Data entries
— BEGIN —

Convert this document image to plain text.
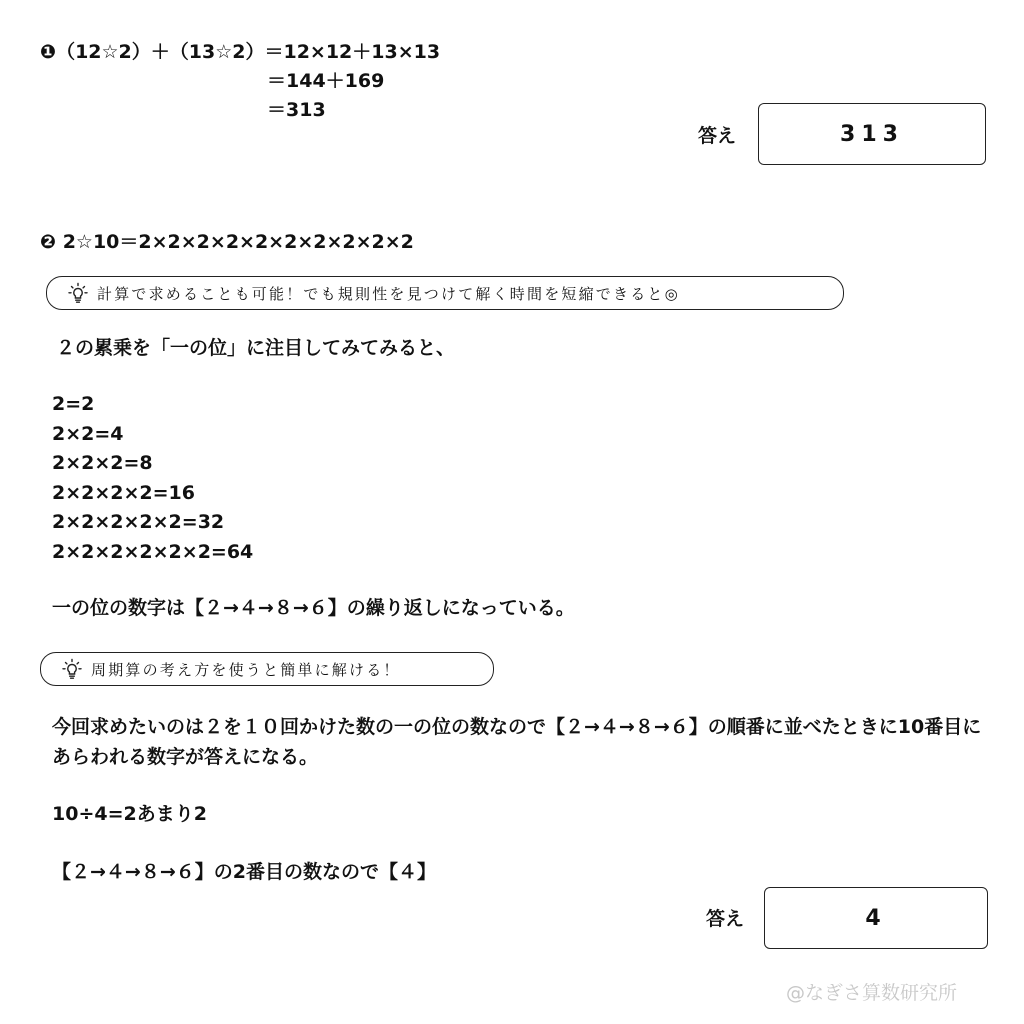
❶（12☆2）＋（13☆2）＝12×12＋13×13
＝144＋169
＝313
答え	313
❷ 2☆10＝2×2×2×2×2×2×2×2×2×2
計算で求めることも可能！でも規則性を見つけて解く時間を短縮できると◎
２の累乗を「一の位」に注目してみてみると、
2=2
2×2=4
2×2×2=8
2×2×2×2=16
2×2×2×2×2=32
2×2×2×2×2×2=64
一の位の数字は【２→４→８→６】の繰り返しになっている。
周期算の考え方を使うと簡単に解ける！
今回求めたいのは２を１０回かけた数の一の位の数なので【２→４→８→６】の順番に並べたときに10番目にあらわれる数字が答えになる。
10÷4=2あまり2
【２→４→８→６】の2番目の数なので【４】
答え	4
@なぎさ算数研究所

— END —

> WORK REQUIRED
Write the full listing out again with every line unchanged, but include no pictures.

> REPLY
Convert this document image to plain text.
❶（12☆2）＋（13☆2）＝12×12＋13×13
＝144＋169
＝313
答え	313
❷ 2☆10＝2×2×2×2×2×2×2×2×2×2
計算で求めることも可能！でも規則性を見つけて解く時間を短縮できると◎
２の累乗を「一の位」に注目してみてみると、
2=2
2×2=4
2×2×2=8
2×2×2×2=16
2×2×2×2×2=32
2×2×2×2×2×2=64
一の位の数字は【２→４→８→６】の繰り返しになっている。
周期算の考え方を使うと簡単に解ける！
今回求めたいのは２を１０回かけた数の一の位の数なので【２→４→８→６】の順番に並べたときに10番目にあらわれる数字が答えになる。
10÷4=2あまり2
【２→４→８→６】の2番目の数なので【４】
答え	4
@なぎさ算数研究所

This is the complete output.